▶ **PROBLEM REQUIREMENTS**
Output every entry exactly as written, but omit the pictures.

▶ **SUPPLIED RECORDS**
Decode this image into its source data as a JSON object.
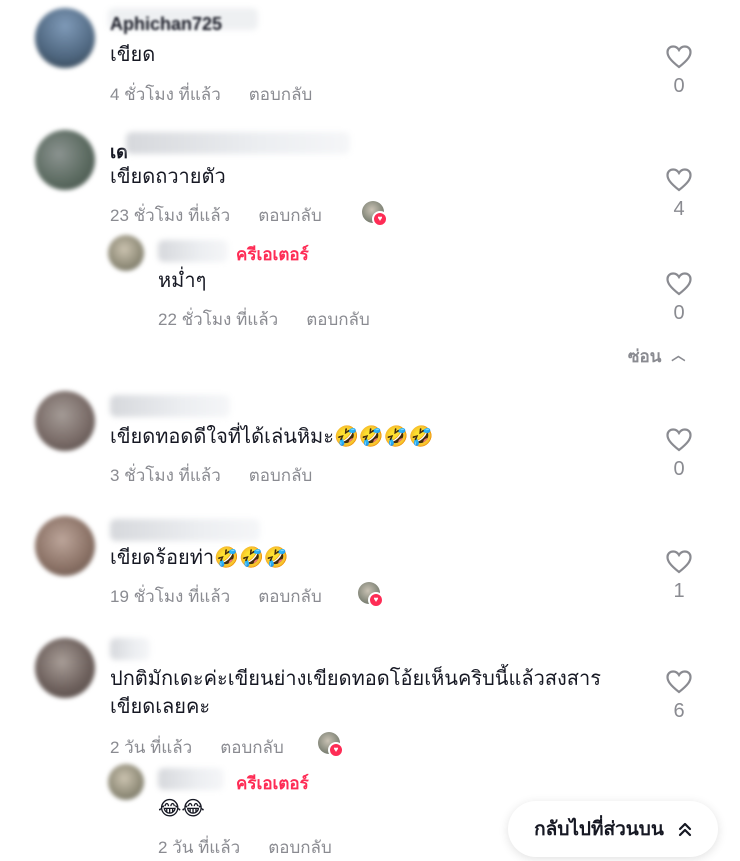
{
  "comments": [
    {
      "name": "Aphichan725",
      "text": "เขียด",
      "time": "4 ชั่วโมง ที่แล้ว",
      "reply": "ตอบกลับ",
      "likes": "0"
    },
    {
      "name": "เด",
      "text": "เขียดถวายตัว",
      "time": "23 ชั่วโมง ที่แล้ว",
      "reply": "ตอบกลับ",
      "likes": "4",
      "creator_liked": true,
      "replies": [
        {
          "creator_label": "ครีเอเตอร์",
          "text": "หม่ำๆ",
          "time": "22 ชั่วโมง ที่แล้ว",
          "reply": "ตอบกลับ",
          "likes": "0"
        }
      ],
      "hide_label": "ซ่อน"
    },
    {
      "text": "เขียดทอดดีใจที่ได้เล่นหิมะ🤣🤣🤣🤣",
      "time": "3 ชั่วโมง ที่แล้ว",
      "reply": "ตอบกลับ",
      "likes": "0"
    },
    {
      "text": "เขียดร้อยท่า🤣🤣🤣",
      "time": "19 ชั่วโมง ที่แล้ว",
      "reply": "ตอบกลับ",
      "likes": "1",
      "creator_liked": true
    },
    {
      "text_line1": "ปกติมักเดะค่ะเขียนย่างเขียดทอดโอ้ยเห็นคริบนี้แล้วสงสาร",
      "text_line2": "เขียดเลยคะ",
      "time": "2 วัน ที่แล้ว",
      "reply": "ตอบกลับ",
      "likes": "6",
      "creator_liked": true,
      "replies": [
        {
          "creator_label": "ครีเอเตอร์",
          "text": "😂😂",
          "time": "2 วัน ที่แล้ว",
          "reply": "ตอบกลับ"
        }
      ]
    }
  ],
  "back_to_top": "กลับไปที่ส่วนบน",
  "colors": {
    "creator": "#fe2c55",
    "meta": "#8a8b91",
    "text": "#161823"
  }
}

▶ **RESPONSE FOR THIS EXERCISE**
Decode this image into its source data as a JSON object.
{
  "comments": [
    {
      "name": "Aphichan725",
      "text": "เขียด",
      "time": "4 ชั่วโมง ที่แล้ว",
      "reply": "ตอบกลับ",
      "likes": "0"
    },
    {
      "name": "เด",
      "text": "เขียดถวายตัว",
      "time": "23 ชั่วโมง ที่แล้ว",
      "reply": "ตอบกลับ",
      "likes": "4",
      "creator_liked": true,
      "replies": [
        {
          "creator_label": "ครีเอเตอร์",
          "text": "หม่ำๆ",
          "time": "22 ชั่วโมง ที่แล้ว",
          "reply": "ตอบกลับ",
          "likes": "0"
        }
      ],
      "hide_label": "ซ่อน"
    },
    {
      "text": "เขียดทอดดีใจที่ได้เล่นหิมะ🤣🤣🤣🤣",
      "time": "3 ชั่วโมง ที่แล้ว",
      "reply": "ตอบกลับ",
      "likes": "0"
    },
    {
      "text": "เขียดร้อยท่า🤣🤣🤣",
      "time": "19 ชั่วโมง ที่แล้ว",
      "reply": "ตอบกลับ",
      "likes": "1",
      "creator_liked": true
    },
    {
      "text_line1": "ปกติมักเดะค่ะเขียนย่างเขียดทอดโอ้ยเห็นคริบนี้แล้วสงสาร",
      "text_line2": "เขียดเลยคะ",
      "time": "2 วัน ที่แล้ว",
      "reply": "ตอบกลับ",
      "likes": "6",
      "creator_liked": true,
      "replies": [
        {
          "creator_label": "ครีเอเตอร์",
          "text": "😂😂",
          "time": "2 วัน ที่แล้ว",
          "reply": "ตอบกลับ"
        }
      ]
    }
  ],
  "back_to_top": "กลับไปที่ส่วนบน",
  "colors": {
    "creator": "#fe2c55",
    "meta": "#8a8b91",
    "text": "#161823"
  }
}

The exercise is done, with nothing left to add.